**EXERCISE AIM**
Each line holding the word "Grundzüge" counts once; give the total and nothing more.

- - - -

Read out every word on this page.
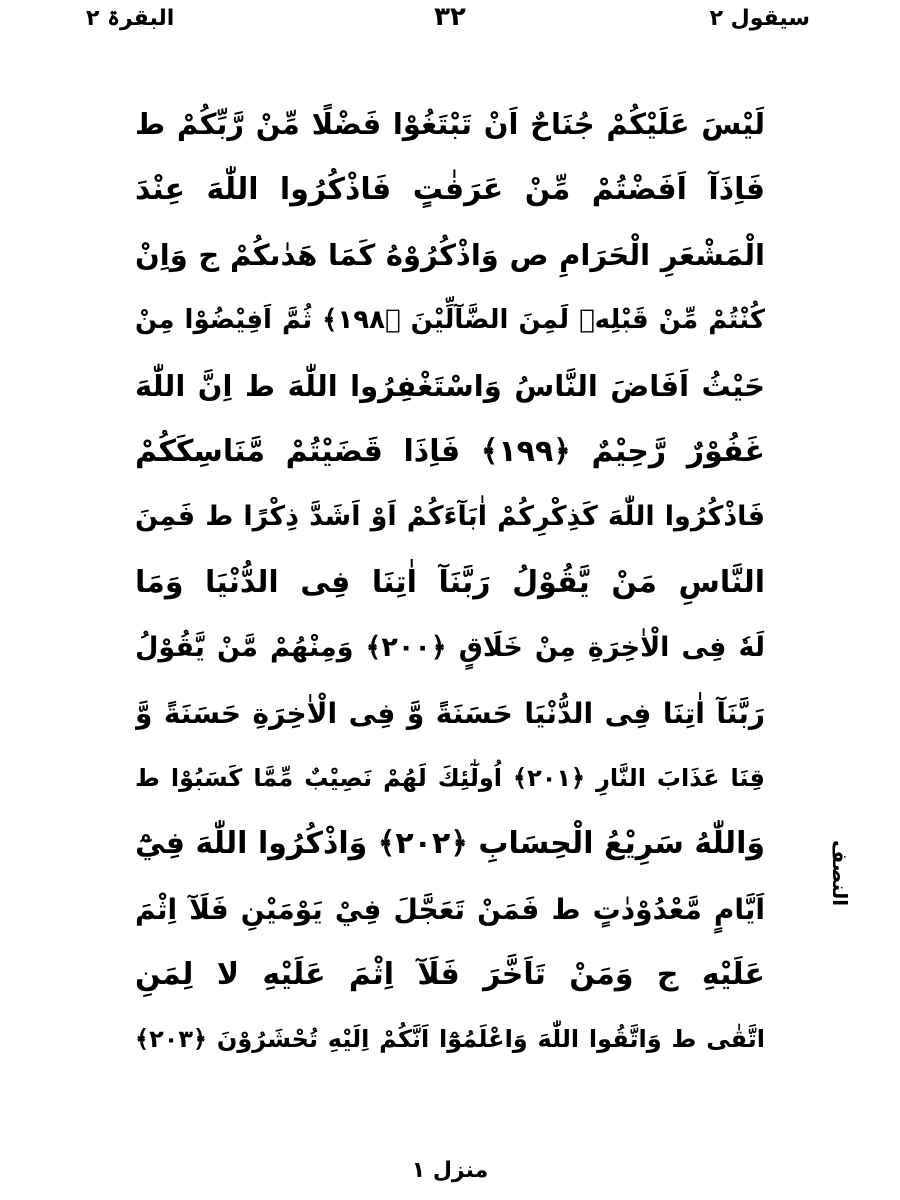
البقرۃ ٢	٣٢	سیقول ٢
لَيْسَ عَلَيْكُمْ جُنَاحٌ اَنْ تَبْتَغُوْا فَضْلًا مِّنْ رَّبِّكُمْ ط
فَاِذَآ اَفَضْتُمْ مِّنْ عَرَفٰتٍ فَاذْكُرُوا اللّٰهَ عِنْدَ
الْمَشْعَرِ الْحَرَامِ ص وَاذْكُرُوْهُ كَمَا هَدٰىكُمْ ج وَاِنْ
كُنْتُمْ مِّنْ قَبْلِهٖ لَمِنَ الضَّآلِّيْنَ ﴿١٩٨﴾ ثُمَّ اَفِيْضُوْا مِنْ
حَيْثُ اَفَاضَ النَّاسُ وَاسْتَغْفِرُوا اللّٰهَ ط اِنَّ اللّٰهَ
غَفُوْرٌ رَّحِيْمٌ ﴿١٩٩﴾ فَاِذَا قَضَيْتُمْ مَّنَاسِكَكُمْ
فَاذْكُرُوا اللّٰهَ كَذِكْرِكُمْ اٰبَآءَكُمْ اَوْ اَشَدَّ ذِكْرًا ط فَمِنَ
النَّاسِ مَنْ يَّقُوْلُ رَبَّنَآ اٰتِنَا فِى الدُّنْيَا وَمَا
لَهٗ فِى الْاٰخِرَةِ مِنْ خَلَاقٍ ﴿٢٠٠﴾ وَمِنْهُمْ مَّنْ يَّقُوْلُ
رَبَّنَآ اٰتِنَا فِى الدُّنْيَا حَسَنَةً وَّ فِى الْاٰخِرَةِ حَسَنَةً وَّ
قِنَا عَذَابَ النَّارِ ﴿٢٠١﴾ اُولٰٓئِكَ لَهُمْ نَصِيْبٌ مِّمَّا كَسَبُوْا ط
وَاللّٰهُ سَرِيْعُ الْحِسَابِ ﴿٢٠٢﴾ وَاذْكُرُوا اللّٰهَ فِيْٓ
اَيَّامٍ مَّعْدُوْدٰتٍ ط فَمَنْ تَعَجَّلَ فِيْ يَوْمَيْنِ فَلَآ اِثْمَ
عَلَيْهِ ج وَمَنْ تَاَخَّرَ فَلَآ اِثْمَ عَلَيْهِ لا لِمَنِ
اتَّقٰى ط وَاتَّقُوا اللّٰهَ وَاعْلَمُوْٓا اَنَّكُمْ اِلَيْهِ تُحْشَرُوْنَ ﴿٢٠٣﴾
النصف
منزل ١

- - - -

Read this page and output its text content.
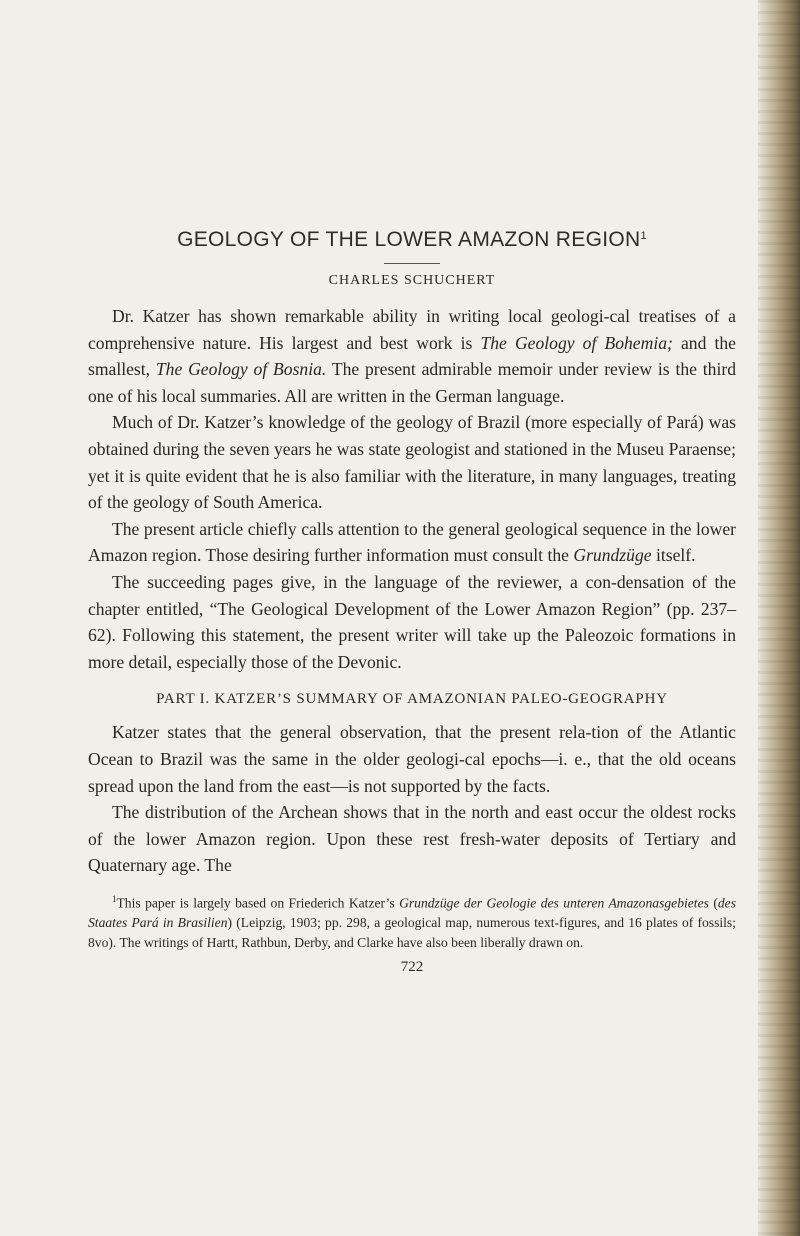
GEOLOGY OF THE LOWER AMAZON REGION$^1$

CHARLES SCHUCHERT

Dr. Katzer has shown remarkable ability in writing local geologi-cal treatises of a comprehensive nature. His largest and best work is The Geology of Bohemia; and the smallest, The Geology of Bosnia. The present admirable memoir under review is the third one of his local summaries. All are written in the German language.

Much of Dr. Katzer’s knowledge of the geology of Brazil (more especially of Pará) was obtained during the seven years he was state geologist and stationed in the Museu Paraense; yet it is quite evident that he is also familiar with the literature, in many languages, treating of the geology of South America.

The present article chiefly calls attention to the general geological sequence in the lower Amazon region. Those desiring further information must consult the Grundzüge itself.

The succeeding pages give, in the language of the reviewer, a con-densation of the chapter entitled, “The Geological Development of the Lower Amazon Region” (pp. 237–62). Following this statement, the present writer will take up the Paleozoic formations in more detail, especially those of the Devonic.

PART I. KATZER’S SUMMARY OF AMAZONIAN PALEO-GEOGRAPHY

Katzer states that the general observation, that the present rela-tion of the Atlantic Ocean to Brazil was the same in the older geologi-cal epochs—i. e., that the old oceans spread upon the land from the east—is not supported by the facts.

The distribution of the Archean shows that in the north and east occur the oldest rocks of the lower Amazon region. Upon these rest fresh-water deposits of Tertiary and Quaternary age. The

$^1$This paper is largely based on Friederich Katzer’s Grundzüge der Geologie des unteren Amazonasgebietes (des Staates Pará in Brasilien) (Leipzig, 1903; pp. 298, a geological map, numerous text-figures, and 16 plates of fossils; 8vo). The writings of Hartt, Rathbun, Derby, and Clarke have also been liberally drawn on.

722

- - - -

**CORRECT ANSWER**
2